═════ Rows

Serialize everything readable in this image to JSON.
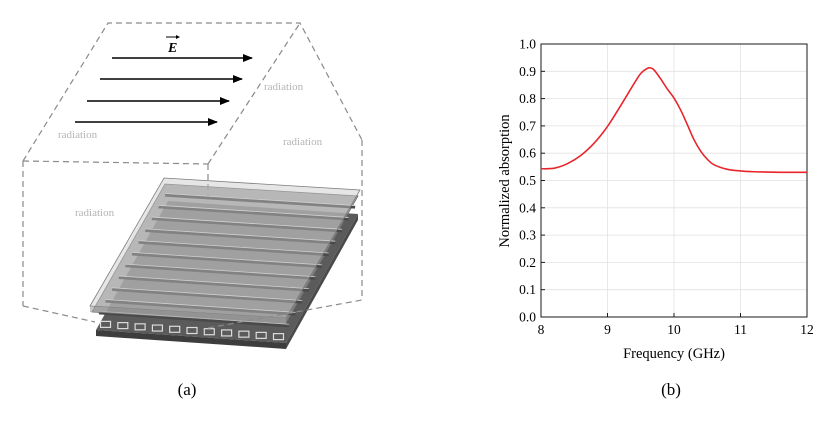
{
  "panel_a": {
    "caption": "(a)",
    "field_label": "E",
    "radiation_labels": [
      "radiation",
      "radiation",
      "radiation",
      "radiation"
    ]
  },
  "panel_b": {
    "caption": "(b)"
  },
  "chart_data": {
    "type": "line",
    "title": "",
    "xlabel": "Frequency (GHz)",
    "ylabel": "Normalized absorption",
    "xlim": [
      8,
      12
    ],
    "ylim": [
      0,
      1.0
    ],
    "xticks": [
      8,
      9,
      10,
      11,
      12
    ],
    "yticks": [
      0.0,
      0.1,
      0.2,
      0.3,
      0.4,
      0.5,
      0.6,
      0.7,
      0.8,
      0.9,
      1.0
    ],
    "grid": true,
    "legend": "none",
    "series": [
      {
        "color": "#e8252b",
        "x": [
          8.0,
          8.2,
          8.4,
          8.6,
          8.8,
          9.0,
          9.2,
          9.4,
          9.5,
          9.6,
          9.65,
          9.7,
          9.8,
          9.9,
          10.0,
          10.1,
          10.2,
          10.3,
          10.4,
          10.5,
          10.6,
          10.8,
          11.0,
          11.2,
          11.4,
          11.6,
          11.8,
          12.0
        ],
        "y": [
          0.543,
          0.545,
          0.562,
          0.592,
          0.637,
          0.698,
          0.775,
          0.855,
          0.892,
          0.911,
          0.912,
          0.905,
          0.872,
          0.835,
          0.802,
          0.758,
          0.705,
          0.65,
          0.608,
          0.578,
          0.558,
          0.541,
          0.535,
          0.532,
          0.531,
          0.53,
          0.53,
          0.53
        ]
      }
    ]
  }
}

══════════

### [Work to be completed]
Reproduce every line exactly and omit all pictures.

### [Full output]
Serialize everything readable in this image to JSON.
{
  "panel_a": {
    "caption": "(a)",
    "field_label": "E",
    "radiation_labels": [
      "radiation",
      "radiation",
      "radiation",
      "radiation"
    ]
  },
  "panel_b": {
    "caption": "(b)"
  },
  "chart_data": {
    "type": "line",
    "title": "",
    "xlabel": "Frequency (GHz)",
    "ylabel": "Normalized absorption",
    "xlim": [
      8,
      12
    ],
    "ylim": [
      0,
      1.0
    ],
    "xticks": [
      8,
      9,
      10,
      11,
      12
    ],
    "yticks": [
      0.0,
      0.1,
      0.2,
      0.3,
      0.4,
      0.5,
      0.6,
      0.7,
      0.8,
      0.9,
      1.0
    ],
    "grid": true,
    "legend": "none",
    "series": [
      {
        "color": "#e8252b",
        "x": [
          8.0,
          8.2,
          8.4,
          8.6,
          8.8,
          9.0,
          9.2,
          9.4,
          9.5,
          9.6,
          9.65,
          9.7,
          9.8,
          9.9,
          10.0,
          10.1,
          10.2,
          10.3,
          10.4,
          10.5,
          10.6,
          10.8,
          11.0,
          11.2,
          11.4,
          11.6,
          11.8,
          12.0
        ],
        "y": [
          0.543,
          0.545,
          0.562,
          0.592,
          0.637,
          0.698,
          0.775,
          0.855,
          0.892,
          0.911,
          0.912,
          0.905,
          0.872,
          0.835,
          0.802,
          0.758,
          0.705,
          0.65,
          0.608,
          0.578,
          0.558,
          0.541,
          0.535,
          0.532,
          0.531,
          0.53,
          0.53,
          0.53
        ]
      }
    ]
  }
}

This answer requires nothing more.